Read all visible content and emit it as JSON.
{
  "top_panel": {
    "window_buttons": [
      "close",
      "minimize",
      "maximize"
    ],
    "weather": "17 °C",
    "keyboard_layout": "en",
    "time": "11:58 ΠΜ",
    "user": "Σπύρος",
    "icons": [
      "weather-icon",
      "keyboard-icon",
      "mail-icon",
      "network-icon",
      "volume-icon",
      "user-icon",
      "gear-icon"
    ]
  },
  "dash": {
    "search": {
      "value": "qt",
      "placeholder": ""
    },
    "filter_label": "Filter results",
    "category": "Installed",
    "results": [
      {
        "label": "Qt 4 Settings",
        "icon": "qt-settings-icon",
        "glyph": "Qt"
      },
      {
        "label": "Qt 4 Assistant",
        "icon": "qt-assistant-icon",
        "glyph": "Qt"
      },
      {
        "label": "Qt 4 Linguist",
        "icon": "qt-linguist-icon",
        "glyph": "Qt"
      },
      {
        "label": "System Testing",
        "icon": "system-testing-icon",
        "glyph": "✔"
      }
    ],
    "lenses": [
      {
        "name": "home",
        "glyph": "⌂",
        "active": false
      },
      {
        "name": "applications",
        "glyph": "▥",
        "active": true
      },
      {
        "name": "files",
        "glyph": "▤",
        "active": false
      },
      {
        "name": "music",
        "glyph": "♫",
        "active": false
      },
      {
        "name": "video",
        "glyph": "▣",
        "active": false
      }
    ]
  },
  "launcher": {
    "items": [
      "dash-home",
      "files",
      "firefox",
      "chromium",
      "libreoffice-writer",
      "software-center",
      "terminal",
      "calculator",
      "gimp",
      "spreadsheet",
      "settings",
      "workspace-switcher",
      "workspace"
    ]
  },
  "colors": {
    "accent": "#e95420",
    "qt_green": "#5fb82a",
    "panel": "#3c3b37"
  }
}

☆ ☆ ☆ ☆ ☆

*AIM*
Return each line of the records above exactly as it reads.

*SOLUTION*
Read all visible content and emit it as JSON.
{
  "top_panel": {
    "window_buttons": [
      "close",
      "minimize",
      "maximize"
    ],
    "weather": "17 °C",
    "keyboard_layout": "en",
    "time": "11:58 ΠΜ",
    "user": "Σπύρος",
    "icons": [
      "weather-icon",
      "keyboard-icon",
      "mail-icon",
      "network-icon",
      "volume-icon",
      "user-icon",
      "gear-icon"
    ]
  },
  "dash": {
    "search": {
      "value": "qt",
      "placeholder": ""
    },
    "filter_label": "Filter results",
    "category": "Installed",
    "results": [
      {
        "label": "Qt 4 Settings",
        "icon": "qt-settings-icon",
        "glyph": "Qt"
      },
      {
        "label": "Qt 4 Assistant",
        "icon": "qt-assistant-icon",
        "glyph": "Qt"
      },
      {
        "label": "Qt 4 Linguist",
        "icon": "qt-linguist-icon",
        "glyph": "Qt"
      },
      {
        "label": "System Testing",
        "icon": "system-testing-icon",
        "glyph": "✔"
      }
    ],
    "lenses": [
      {
        "name": "home",
        "glyph": "⌂",
        "active": false
      },
      {
        "name": "applications",
        "glyph": "▥",
        "active": true
      },
      {
        "name": "files",
        "glyph": "▤",
        "active": false
      },
      {
        "name": "music",
        "glyph": "♫",
        "active": false
      },
      {
        "name": "video",
        "glyph": "▣",
        "active": false
      }
    ]
  },
  "launcher": {
    "items": [
      "dash-home",
      "files",
      "firefox",
      "chromium",
      "libreoffice-writer",
      "software-center",
      "terminal",
      "calculator",
      "gimp",
      "spreadsheet",
      "settings",
      "workspace-switcher",
      "workspace"
    ]
  },
  "colors": {
    "accent": "#e95420",
    "qt_green": "#5fb82a",
    "panel": "#3c3b37"
  }
}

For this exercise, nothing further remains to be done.